(Stored records):

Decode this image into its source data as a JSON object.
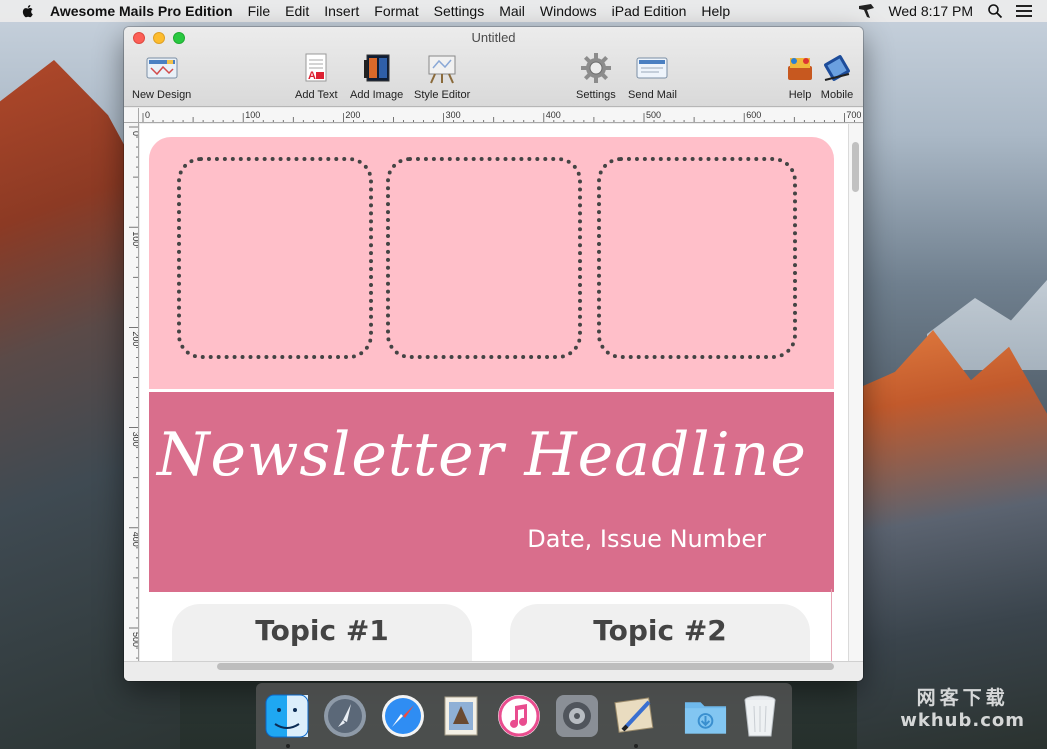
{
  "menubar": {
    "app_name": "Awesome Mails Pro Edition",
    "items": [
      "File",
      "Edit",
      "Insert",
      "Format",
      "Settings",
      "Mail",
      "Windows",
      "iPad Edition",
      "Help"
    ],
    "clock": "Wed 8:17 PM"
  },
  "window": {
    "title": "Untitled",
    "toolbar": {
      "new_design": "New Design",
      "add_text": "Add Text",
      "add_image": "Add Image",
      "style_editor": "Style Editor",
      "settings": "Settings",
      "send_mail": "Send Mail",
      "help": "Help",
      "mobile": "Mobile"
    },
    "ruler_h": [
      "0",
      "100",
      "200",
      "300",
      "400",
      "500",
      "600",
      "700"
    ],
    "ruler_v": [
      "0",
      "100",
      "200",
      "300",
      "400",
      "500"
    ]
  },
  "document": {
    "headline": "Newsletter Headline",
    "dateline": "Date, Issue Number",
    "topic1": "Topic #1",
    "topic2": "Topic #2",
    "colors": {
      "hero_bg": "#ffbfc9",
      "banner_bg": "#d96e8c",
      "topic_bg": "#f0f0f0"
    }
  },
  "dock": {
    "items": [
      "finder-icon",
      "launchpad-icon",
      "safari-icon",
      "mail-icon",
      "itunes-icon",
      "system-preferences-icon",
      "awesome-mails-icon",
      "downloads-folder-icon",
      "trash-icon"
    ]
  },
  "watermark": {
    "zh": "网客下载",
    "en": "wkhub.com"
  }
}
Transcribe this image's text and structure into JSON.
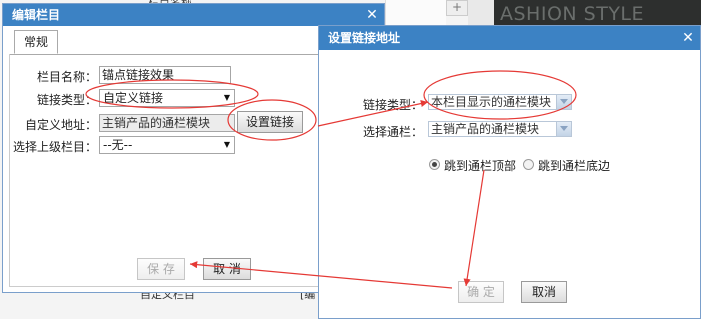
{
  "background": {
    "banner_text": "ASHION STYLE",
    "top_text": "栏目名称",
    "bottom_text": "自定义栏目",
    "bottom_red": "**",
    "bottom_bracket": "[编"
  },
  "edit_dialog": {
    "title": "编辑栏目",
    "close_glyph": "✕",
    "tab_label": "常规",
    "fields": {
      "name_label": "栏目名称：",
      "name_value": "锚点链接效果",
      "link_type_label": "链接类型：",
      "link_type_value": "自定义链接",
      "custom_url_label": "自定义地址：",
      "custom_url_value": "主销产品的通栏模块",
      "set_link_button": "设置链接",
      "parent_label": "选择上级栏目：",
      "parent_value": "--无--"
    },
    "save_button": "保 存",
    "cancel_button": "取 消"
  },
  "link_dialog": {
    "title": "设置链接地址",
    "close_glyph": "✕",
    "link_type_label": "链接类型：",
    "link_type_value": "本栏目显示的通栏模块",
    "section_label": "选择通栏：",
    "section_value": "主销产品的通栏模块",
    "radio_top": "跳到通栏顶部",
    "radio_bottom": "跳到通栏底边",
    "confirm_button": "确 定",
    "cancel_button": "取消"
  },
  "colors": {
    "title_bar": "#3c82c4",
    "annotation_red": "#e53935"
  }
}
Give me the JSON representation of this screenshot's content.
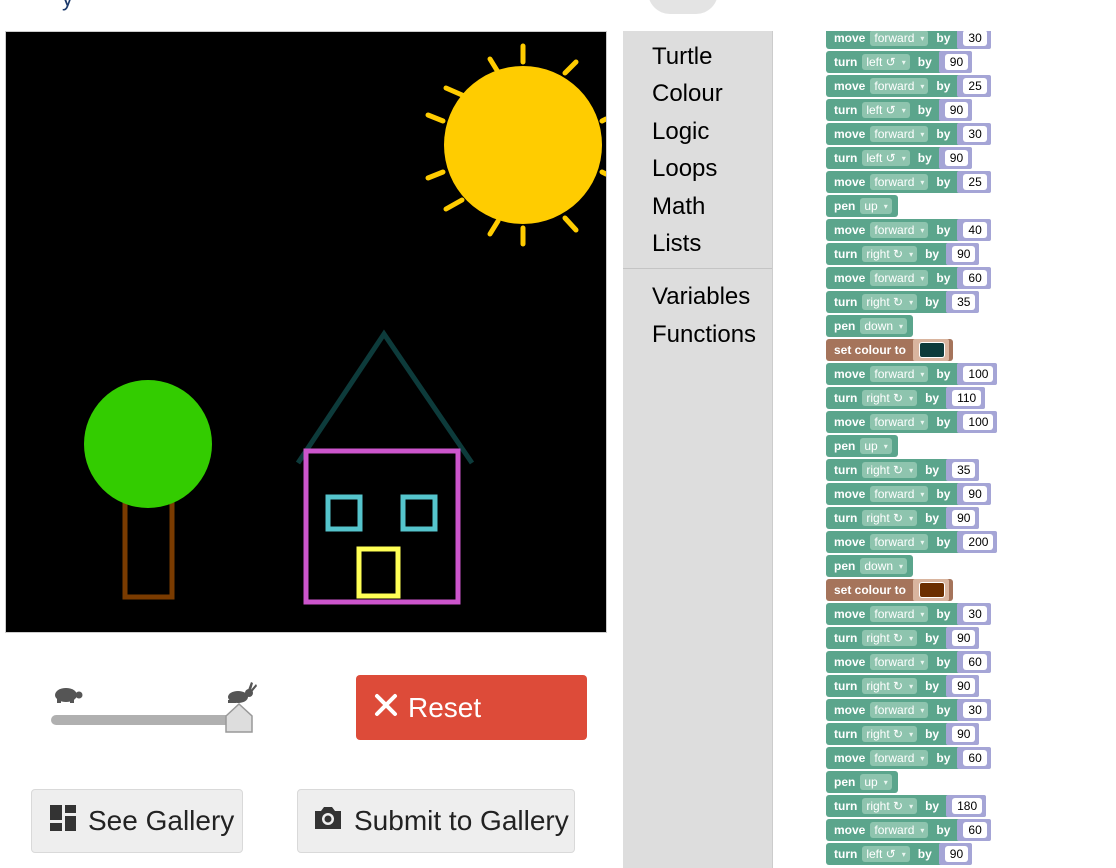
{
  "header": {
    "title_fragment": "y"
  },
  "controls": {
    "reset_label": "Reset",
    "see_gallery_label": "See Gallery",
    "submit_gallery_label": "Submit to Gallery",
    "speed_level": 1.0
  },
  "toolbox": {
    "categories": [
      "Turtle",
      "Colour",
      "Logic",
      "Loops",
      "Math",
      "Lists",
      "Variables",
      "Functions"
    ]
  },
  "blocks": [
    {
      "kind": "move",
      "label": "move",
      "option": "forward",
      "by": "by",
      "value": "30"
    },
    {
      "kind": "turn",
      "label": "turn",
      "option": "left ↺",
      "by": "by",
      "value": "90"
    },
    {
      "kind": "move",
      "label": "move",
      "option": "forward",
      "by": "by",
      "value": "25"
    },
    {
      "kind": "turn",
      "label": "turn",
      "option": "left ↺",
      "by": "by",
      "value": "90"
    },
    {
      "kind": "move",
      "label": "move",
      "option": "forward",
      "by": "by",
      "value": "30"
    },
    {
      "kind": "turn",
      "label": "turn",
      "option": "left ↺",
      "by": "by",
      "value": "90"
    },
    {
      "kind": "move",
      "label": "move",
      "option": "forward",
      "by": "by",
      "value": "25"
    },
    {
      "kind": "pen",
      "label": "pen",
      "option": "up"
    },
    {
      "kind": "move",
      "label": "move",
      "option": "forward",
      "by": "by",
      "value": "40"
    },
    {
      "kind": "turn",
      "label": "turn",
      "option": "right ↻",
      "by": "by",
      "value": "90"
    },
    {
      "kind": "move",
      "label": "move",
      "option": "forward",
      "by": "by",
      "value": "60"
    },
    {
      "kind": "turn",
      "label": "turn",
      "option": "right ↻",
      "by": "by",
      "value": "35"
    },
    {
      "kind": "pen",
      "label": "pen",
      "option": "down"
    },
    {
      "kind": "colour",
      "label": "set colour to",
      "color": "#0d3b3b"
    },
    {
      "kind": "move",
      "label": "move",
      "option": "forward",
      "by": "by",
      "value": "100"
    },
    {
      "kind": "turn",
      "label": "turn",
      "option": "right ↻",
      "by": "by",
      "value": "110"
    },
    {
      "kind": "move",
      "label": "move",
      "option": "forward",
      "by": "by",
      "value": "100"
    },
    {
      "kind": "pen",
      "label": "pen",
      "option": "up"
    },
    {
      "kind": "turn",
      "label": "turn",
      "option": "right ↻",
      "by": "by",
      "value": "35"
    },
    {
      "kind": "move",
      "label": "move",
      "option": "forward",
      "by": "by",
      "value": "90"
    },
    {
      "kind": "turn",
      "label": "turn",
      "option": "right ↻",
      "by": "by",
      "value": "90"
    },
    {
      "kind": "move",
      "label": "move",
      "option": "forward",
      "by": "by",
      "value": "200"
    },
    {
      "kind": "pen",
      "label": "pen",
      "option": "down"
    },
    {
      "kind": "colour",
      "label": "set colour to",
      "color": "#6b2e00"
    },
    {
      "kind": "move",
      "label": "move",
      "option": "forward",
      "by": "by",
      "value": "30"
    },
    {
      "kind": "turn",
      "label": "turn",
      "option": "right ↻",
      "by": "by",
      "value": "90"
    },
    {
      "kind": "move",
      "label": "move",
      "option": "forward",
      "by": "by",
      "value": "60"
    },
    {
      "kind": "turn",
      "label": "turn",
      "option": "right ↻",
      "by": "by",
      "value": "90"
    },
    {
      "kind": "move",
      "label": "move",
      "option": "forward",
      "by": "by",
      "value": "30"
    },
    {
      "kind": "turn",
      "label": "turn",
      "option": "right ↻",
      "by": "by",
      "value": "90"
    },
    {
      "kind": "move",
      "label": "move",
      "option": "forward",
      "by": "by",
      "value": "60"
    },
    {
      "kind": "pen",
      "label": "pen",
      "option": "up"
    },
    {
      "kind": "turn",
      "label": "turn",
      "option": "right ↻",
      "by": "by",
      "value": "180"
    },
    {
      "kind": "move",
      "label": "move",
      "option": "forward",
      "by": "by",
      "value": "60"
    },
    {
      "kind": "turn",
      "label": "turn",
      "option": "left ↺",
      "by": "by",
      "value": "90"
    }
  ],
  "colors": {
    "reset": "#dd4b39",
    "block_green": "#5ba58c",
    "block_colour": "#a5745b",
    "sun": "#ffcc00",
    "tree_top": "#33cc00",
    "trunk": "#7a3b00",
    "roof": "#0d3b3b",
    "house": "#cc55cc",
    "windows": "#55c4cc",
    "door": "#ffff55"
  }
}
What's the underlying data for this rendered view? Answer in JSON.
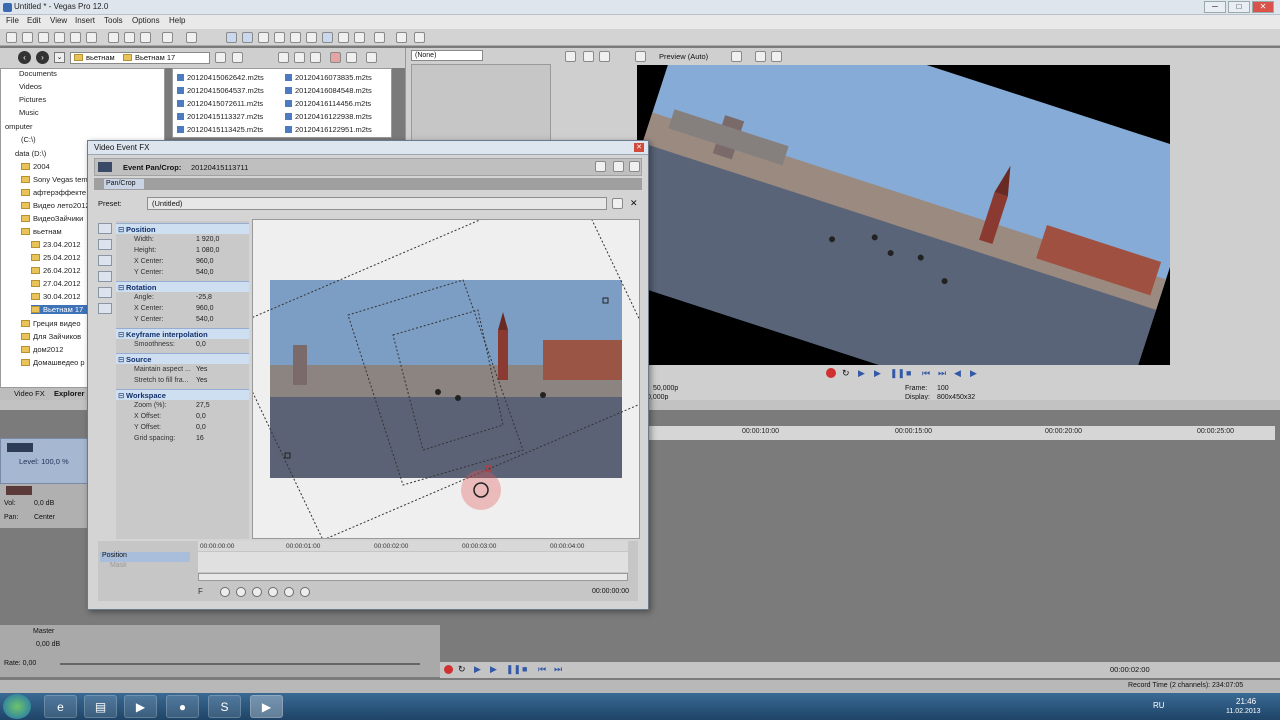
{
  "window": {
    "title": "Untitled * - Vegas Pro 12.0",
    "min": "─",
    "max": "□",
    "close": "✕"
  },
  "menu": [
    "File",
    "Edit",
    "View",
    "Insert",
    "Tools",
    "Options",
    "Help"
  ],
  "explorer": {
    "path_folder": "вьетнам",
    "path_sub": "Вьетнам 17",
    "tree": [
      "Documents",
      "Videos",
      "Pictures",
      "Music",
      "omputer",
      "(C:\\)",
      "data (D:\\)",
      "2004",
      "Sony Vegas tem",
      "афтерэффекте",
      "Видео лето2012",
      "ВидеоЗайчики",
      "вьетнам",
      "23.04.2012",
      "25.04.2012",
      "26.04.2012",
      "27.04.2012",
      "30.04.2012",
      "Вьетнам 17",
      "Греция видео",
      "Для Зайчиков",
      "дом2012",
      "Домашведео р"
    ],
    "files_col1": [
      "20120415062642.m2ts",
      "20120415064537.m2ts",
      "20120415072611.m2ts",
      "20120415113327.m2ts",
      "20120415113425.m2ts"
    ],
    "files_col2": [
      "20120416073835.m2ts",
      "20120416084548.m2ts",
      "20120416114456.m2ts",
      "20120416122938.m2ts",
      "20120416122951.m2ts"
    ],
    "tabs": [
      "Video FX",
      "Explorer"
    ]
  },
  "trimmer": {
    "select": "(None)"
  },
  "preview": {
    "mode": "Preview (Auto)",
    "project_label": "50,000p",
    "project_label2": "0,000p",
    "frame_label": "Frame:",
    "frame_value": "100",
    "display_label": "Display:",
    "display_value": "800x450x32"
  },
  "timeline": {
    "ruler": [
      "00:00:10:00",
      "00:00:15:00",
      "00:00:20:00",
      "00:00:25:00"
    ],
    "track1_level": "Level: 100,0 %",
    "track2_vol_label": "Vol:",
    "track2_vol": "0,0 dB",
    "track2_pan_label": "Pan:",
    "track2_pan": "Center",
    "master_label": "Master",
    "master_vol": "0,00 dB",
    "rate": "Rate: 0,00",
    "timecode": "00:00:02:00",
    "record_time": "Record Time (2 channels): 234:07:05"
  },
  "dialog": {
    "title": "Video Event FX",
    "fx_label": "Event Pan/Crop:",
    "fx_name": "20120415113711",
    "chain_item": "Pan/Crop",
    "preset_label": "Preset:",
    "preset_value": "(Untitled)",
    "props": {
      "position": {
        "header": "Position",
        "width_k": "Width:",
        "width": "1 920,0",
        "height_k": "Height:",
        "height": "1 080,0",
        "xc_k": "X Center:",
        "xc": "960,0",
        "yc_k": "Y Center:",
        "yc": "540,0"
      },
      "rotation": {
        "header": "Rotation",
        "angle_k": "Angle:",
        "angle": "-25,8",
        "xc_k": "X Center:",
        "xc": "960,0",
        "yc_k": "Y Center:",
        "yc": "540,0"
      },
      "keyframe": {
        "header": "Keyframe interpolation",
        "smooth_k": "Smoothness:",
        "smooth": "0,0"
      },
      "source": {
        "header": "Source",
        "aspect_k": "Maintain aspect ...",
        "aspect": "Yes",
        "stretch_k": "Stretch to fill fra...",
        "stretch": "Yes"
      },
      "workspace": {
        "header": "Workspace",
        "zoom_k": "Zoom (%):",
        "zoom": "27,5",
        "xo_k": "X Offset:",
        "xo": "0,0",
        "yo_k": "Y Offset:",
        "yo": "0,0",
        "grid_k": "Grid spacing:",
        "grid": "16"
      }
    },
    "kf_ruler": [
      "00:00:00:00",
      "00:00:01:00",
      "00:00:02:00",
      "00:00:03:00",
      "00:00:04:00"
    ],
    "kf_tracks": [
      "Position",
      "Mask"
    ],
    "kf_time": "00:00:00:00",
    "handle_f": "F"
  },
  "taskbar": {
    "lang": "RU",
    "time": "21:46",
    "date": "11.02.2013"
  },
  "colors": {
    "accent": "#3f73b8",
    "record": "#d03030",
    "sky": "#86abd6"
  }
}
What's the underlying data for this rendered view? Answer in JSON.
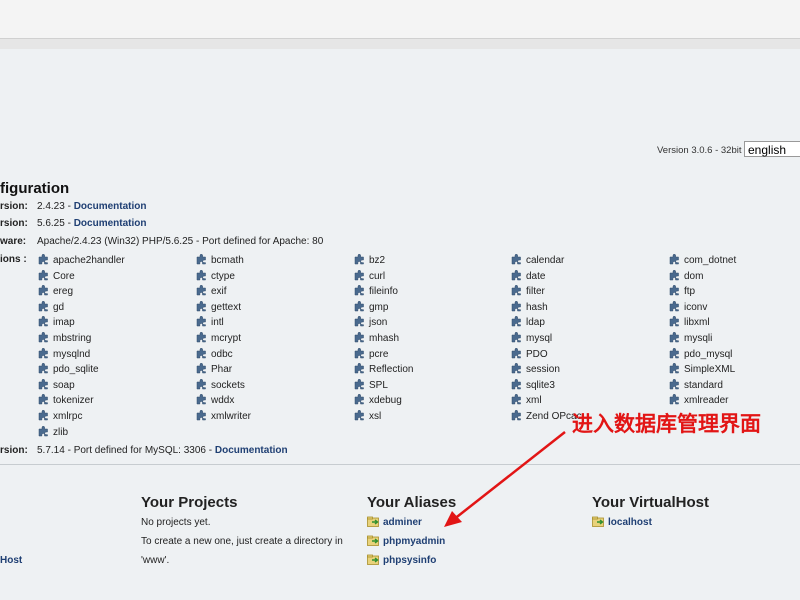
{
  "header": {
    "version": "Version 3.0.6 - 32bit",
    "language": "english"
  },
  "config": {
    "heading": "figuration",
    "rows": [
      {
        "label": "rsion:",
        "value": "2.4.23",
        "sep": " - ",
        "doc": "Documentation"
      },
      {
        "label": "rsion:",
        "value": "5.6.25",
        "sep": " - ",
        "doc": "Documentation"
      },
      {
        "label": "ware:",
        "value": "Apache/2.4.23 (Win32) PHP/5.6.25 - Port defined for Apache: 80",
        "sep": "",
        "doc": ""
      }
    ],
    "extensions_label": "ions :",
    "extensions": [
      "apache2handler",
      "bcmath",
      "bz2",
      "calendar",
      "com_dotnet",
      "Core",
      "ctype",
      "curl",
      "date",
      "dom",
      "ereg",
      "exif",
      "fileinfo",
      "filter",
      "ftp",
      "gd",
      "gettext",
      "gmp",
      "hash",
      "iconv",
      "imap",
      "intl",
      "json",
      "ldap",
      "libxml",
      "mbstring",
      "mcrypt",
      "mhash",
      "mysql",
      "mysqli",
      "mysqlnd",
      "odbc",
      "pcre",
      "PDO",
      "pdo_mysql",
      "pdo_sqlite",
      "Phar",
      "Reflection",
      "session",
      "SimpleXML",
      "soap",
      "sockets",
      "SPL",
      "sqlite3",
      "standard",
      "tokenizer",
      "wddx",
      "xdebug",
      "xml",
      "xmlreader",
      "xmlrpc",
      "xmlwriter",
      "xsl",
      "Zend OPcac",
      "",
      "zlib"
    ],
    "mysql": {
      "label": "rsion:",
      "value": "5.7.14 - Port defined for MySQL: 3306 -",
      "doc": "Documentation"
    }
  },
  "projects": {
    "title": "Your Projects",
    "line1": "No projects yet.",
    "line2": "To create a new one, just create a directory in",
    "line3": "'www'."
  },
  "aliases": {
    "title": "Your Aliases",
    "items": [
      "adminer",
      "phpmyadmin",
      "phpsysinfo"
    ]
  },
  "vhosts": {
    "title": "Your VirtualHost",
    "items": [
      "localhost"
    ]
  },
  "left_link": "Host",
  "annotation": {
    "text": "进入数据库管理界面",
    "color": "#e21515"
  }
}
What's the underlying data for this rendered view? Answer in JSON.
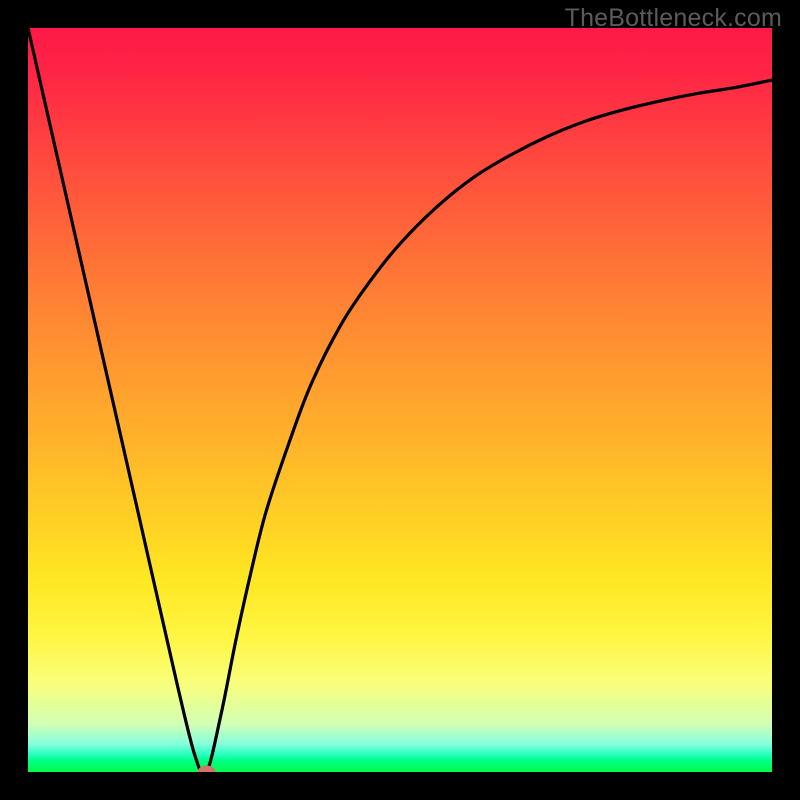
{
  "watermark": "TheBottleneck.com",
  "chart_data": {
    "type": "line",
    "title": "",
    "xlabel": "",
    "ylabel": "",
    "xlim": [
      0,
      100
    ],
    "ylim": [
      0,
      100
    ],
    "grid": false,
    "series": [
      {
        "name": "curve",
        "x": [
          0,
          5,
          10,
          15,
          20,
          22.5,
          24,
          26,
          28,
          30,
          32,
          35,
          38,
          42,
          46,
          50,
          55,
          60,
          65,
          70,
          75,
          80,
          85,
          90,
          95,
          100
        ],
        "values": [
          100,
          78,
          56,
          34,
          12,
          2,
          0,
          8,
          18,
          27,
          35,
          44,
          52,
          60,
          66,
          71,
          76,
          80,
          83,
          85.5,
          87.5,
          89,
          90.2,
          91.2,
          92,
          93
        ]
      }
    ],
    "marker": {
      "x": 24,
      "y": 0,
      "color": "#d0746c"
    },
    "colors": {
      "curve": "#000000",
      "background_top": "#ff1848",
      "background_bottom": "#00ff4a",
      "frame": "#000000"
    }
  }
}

(Task prompt): From the material above, gather all lines that include the string "Crop" and copy them.

(Correct response):
    "fx_label": "Event Pan/Crop:",
    "chain_item": "Pan/Crop",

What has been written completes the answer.